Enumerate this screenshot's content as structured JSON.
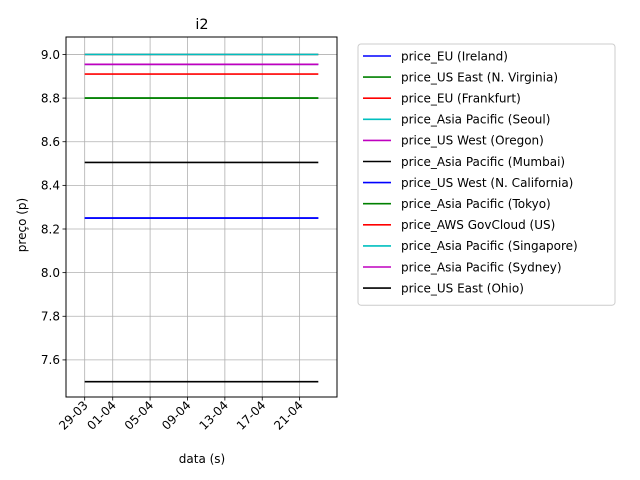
{
  "chart_data": {
    "type": "line",
    "title": "i2",
    "xlabel": "data (s)",
    "ylabel": "preço (p)",
    "x_ticks": [
      "29-03",
      "01-04",
      "05-04",
      "09-04",
      "13-04",
      "17-04",
      "21-04"
    ],
    "x_range": [
      "29-03",
      "23-04"
    ],
    "xlim": [
      "27-03",
      "25-04"
    ],
    "ylim": [
      7.43,
      9.08
    ],
    "y_ticks": [
      "7.6",
      "7.8",
      "8.0",
      "8.2",
      "8.4",
      "8.6",
      "8.8",
      "9.0"
    ],
    "grid": true,
    "legend_position": "outside-right",
    "series": [
      {
        "name": "price_EU (Ireland)",
        "color": "#0000ff",
        "value": 8.25
      },
      {
        "name": "price_US East (N. Virginia)",
        "color": "#008000",
        "value": 8.8
      },
      {
        "name": "price_EU (Frankfurt)",
        "color": "#ff0000",
        "value": 9.0
      },
      {
        "name": "price_Asia Pacific (Seoul)",
        "color": "#00bfbf",
        "value": 8.955
      },
      {
        "name": "price_US West (Oregon)",
        "color": "#bf00bf",
        "value": 8.955
      },
      {
        "name": "price_Asia Pacific (Mumbai)",
        "color": "#000000",
        "value": 8.505
      },
      {
        "name": "price_US West (N. California)",
        "color": "#0000ff",
        "value": 8.25
      },
      {
        "name": "price_Asia Pacific (Tokyo)",
        "color": "#008000",
        "value": 8.8
      },
      {
        "name": "price_AWS GovCloud (US)",
        "color": "#ff0000",
        "value": 8.91
      },
      {
        "name": "price_Asia Pacific (Singapore)",
        "color": "#00bfbf",
        "value": 9.0
      },
      {
        "name": "price_Asia Pacific (Sydney)",
        "color": "#bf00bf",
        "value": 8.955
      },
      {
        "name": "price_US East (Ohio)",
        "color": "#000000",
        "value": 7.5
      }
    ]
  }
}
•••••
Written request:
Copy each line above precisely, dropping the pictures.

Exercise output:
Enumerate this screenshot's content as structured JSON.
{
  "chart_data": {
    "type": "line",
    "title": "i2",
    "xlabel": "data (s)",
    "ylabel": "preço (p)",
    "x_ticks": [
      "29-03",
      "01-04",
      "05-04",
      "09-04",
      "13-04",
      "17-04",
      "21-04"
    ],
    "x_range": [
      "29-03",
      "23-04"
    ],
    "xlim": [
      "27-03",
      "25-04"
    ],
    "ylim": [
      7.43,
      9.08
    ],
    "y_ticks": [
      "7.6",
      "7.8",
      "8.0",
      "8.2",
      "8.4",
      "8.6",
      "8.8",
      "9.0"
    ],
    "grid": true,
    "legend_position": "outside-right",
    "series": [
      {
        "name": "price_EU (Ireland)",
        "color": "#0000ff",
        "value": 8.25
      },
      {
        "name": "price_US East (N. Virginia)",
        "color": "#008000",
        "value": 8.8
      },
      {
        "name": "price_EU (Frankfurt)",
        "color": "#ff0000",
        "value": 9.0
      },
      {
        "name": "price_Asia Pacific (Seoul)",
        "color": "#00bfbf",
        "value": 8.955
      },
      {
        "name": "price_US West (Oregon)",
        "color": "#bf00bf",
        "value": 8.955
      },
      {
        "name": "price_Asia Pacific (Mumbai)",
        "color": "#000000",
        "value": 8.505
      },
      {
        "name": "price_US West (N. California)",
        "color": "#0000ff",
        "value": 8.25
      },
      {
        "name": "price_Asia Pacific (Tokyo)",
        "color": "#008000",
        "value": 8.8
      },
      {
        "name": "price_AWS GovCloud (US)",
        "color": "#ff0000",
        "value": 8.91
      },
      {
        "name": "price_Asia Pacific (Singapore)",
        "color": "#00bfbf",
        "value": 9.0
      },
      {
        "name": "price_Asia Pacific (Sydney)",
        "color": "#bf00bf",
        "value": 8.955
      },
      {
        "name": "price_US East (Ohio)",
        "color": "#000000",
        "value": 7.5
      }
    ]
  }
}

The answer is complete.